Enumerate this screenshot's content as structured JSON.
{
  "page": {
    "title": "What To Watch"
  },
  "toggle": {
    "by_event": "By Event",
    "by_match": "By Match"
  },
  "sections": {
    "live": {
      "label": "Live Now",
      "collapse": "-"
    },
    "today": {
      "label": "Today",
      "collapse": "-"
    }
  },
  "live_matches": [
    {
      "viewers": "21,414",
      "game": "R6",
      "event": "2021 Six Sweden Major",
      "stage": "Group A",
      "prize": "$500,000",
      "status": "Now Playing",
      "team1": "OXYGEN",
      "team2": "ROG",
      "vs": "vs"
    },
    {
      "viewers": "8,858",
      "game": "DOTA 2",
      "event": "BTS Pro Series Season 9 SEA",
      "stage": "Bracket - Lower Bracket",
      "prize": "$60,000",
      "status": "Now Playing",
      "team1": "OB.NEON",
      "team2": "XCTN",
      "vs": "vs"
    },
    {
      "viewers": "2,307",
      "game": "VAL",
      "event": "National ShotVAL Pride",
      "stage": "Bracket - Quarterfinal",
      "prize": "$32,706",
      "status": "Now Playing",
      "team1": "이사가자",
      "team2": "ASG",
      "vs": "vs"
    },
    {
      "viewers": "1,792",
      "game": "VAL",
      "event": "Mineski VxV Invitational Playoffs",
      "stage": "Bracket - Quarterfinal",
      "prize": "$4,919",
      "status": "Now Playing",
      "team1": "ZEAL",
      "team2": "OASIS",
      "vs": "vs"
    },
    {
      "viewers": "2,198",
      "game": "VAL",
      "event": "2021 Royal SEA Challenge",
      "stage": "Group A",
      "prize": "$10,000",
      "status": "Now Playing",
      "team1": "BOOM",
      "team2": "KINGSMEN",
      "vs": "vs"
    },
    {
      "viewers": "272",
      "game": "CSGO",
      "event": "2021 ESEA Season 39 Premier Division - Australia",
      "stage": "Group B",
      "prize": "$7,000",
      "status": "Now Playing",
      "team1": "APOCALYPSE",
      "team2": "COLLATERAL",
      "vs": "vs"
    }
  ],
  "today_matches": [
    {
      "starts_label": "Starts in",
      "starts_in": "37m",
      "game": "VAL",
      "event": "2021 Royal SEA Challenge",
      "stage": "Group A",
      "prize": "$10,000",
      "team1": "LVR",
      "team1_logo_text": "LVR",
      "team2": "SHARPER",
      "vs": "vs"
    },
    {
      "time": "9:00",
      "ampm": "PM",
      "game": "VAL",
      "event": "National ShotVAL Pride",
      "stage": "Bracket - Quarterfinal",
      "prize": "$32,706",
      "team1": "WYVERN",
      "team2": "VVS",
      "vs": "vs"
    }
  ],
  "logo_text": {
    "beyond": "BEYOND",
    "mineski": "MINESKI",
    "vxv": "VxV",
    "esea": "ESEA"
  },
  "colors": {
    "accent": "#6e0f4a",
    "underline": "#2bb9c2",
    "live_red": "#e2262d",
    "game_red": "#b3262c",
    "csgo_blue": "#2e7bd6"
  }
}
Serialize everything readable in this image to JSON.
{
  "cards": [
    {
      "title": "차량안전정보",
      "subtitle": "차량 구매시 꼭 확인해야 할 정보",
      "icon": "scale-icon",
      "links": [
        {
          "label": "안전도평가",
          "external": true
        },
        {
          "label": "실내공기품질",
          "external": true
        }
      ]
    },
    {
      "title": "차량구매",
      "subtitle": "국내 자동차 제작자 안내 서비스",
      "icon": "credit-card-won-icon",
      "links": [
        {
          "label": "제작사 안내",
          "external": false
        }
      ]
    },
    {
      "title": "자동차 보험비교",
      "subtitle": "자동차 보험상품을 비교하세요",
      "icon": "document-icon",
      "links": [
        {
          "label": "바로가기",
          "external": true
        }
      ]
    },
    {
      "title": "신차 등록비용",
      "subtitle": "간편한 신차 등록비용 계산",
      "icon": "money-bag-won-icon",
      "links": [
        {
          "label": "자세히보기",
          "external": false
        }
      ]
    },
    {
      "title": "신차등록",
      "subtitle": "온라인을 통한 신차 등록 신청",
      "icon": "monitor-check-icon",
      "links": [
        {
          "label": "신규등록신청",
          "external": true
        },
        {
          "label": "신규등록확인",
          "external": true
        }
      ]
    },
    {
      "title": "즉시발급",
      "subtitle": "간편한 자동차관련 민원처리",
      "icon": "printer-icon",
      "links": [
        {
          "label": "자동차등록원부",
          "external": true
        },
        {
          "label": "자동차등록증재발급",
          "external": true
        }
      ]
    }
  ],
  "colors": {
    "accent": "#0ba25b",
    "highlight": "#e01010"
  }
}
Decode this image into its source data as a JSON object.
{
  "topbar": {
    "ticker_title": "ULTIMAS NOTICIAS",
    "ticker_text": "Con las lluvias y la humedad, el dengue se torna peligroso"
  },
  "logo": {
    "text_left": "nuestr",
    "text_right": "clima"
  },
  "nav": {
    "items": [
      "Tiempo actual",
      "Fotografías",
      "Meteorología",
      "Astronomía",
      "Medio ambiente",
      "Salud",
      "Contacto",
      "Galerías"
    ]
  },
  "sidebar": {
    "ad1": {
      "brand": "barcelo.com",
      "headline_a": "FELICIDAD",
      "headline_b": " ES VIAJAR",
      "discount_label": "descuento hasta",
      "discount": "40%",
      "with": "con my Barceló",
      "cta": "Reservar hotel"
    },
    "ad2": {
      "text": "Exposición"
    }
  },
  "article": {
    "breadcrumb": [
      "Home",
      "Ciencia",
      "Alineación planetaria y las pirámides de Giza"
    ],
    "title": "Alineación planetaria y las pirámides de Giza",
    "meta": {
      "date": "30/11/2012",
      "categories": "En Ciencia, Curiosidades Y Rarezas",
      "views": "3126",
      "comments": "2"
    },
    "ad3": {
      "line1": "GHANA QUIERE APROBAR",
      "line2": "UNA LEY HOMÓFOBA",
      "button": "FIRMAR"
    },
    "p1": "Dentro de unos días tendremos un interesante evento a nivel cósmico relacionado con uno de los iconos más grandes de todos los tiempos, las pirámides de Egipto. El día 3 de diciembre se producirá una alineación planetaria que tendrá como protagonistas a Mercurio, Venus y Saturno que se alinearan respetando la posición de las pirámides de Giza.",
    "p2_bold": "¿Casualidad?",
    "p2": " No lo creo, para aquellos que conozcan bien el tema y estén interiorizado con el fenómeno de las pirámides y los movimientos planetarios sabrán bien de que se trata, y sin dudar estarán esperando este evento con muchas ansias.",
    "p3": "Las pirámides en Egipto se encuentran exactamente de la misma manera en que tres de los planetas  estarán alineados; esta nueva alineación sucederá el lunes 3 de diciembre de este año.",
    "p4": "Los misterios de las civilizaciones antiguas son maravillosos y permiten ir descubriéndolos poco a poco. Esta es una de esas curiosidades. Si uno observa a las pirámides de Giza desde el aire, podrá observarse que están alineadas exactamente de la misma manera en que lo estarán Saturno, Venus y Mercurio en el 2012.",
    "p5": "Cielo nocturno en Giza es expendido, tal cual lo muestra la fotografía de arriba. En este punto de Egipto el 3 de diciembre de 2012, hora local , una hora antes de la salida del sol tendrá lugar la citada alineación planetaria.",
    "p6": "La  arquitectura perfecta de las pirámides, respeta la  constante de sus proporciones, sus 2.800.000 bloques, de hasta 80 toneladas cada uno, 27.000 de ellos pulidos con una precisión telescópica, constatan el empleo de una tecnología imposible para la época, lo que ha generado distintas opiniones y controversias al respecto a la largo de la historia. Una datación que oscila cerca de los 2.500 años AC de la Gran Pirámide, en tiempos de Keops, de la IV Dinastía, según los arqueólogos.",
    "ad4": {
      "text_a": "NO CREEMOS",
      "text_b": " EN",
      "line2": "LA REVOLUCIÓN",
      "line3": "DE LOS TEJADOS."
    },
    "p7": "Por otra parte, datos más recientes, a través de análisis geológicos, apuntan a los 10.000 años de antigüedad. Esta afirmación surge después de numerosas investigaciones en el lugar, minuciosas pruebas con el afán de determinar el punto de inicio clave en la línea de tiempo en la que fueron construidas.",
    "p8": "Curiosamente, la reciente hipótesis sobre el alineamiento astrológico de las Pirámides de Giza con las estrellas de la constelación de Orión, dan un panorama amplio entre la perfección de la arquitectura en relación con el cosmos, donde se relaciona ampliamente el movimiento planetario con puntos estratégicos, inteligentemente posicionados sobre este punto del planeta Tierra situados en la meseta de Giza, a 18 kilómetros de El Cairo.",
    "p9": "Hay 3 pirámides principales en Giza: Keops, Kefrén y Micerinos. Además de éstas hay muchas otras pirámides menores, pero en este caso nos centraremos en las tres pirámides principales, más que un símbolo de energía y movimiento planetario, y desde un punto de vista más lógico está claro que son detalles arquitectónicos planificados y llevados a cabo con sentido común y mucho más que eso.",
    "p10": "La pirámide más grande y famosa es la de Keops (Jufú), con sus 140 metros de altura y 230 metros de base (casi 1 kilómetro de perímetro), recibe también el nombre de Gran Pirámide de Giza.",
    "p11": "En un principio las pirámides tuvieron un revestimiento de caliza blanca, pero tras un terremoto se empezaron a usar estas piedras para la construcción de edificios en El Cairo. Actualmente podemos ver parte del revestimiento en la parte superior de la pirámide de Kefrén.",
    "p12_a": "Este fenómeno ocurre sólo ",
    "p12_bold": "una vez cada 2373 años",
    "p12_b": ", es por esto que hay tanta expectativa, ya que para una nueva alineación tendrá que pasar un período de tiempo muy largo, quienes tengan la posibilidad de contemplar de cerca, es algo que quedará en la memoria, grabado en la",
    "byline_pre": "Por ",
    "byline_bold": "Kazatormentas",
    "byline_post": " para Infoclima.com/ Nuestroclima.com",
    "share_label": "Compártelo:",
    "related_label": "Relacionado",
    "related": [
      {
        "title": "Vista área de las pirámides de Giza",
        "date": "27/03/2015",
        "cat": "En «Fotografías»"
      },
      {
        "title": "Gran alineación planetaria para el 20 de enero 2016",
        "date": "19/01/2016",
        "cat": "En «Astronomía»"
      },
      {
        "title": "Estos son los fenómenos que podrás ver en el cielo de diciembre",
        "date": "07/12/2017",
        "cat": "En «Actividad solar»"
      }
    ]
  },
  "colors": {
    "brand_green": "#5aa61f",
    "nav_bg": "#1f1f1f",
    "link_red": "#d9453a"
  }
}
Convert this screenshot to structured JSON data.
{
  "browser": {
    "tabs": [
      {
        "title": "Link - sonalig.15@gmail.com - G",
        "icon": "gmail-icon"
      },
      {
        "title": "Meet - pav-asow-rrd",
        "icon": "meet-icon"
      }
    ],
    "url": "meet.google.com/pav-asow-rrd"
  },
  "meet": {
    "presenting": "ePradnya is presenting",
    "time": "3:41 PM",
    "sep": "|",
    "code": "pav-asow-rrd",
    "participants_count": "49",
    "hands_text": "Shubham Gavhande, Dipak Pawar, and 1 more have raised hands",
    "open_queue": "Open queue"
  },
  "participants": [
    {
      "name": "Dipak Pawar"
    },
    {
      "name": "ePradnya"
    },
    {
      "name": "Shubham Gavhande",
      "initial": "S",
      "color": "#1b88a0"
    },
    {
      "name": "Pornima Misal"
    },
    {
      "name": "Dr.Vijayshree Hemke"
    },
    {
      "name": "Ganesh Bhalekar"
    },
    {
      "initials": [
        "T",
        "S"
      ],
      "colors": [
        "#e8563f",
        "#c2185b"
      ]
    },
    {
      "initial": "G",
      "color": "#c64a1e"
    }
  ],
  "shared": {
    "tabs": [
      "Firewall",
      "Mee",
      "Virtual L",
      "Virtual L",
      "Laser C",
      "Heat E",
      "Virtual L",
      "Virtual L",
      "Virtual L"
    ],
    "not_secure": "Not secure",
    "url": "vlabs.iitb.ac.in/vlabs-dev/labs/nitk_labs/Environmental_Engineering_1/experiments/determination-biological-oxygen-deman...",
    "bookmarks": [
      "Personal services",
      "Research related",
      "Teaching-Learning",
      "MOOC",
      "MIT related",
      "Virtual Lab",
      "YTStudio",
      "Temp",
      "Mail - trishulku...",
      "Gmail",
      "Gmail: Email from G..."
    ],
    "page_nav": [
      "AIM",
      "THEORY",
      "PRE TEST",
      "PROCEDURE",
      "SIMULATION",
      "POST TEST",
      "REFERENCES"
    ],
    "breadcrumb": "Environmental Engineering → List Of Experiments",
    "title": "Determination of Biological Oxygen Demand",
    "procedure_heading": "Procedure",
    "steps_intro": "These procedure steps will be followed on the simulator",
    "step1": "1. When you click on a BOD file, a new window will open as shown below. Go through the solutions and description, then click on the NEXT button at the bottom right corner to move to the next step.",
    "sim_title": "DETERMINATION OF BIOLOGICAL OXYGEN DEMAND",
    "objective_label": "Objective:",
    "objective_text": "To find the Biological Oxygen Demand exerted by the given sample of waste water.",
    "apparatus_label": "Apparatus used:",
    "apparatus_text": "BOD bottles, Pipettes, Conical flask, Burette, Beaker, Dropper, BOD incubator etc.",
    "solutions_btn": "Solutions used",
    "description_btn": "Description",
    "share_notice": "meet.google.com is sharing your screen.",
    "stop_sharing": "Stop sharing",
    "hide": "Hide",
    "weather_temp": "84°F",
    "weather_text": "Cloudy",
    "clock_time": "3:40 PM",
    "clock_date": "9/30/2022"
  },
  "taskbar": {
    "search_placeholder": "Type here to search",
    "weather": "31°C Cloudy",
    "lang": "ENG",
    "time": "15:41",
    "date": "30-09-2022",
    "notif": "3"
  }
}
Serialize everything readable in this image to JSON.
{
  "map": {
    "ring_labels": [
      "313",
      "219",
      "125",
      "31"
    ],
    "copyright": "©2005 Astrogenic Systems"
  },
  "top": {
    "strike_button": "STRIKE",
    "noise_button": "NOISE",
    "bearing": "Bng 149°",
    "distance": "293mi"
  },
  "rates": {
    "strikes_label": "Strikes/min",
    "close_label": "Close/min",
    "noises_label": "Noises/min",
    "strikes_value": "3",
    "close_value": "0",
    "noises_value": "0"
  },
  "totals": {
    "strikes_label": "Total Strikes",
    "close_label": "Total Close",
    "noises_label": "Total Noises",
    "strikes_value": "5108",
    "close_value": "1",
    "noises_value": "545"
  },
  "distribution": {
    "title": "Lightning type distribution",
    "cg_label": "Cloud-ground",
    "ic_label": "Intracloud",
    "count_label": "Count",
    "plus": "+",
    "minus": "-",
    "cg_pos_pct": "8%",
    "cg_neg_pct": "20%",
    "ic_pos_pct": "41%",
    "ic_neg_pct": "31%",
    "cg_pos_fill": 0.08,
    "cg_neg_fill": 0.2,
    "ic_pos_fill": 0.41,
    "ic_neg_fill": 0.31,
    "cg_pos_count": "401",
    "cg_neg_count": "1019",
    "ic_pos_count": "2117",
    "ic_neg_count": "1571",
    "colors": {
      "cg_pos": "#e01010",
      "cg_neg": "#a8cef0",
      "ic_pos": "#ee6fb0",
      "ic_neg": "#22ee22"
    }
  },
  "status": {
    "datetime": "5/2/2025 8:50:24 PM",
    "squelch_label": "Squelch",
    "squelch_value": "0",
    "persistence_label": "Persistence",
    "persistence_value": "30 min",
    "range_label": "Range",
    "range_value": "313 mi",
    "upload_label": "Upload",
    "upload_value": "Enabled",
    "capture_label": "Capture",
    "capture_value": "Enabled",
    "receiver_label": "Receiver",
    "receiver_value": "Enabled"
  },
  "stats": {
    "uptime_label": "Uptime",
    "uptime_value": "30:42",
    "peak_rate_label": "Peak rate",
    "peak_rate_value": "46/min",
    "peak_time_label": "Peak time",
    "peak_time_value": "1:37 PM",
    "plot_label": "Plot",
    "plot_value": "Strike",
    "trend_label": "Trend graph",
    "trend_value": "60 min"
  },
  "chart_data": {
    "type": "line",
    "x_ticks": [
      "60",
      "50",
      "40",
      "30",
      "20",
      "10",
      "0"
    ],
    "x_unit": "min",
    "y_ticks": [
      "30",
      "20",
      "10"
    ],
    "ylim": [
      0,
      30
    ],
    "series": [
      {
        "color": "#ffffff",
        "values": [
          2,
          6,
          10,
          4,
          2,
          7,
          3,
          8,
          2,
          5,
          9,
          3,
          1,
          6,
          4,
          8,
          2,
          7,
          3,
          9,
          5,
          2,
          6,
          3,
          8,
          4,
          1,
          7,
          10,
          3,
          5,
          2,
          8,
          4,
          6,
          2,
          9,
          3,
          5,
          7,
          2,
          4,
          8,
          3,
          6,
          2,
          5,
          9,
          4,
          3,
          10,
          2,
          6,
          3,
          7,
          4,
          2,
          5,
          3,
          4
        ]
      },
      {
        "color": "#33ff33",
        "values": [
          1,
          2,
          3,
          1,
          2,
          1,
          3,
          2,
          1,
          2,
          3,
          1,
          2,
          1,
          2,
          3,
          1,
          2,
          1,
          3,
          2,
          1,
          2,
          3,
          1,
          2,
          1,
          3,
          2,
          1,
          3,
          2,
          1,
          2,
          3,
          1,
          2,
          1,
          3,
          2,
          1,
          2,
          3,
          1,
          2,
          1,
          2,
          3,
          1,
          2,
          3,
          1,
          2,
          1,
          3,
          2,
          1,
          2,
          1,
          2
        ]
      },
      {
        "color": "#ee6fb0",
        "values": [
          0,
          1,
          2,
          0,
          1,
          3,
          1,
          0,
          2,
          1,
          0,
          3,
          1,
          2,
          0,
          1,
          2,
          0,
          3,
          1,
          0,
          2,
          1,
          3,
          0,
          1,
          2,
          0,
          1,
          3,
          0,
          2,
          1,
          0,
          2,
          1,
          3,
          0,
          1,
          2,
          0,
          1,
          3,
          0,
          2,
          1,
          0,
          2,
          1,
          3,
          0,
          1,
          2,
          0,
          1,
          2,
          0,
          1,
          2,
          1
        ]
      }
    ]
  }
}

+-------+

Problem statement: Pick out the lines that have the word "JSON". Copy them all.

Task solution:
Enumerate this screenshot's content as structured JSON.
Serialize everything readable in this image to JSON.
Decode this image into its source data as a JSON object.
Convert this screenshot to structured JSON data.
Serialize everything readable in this image to JSON.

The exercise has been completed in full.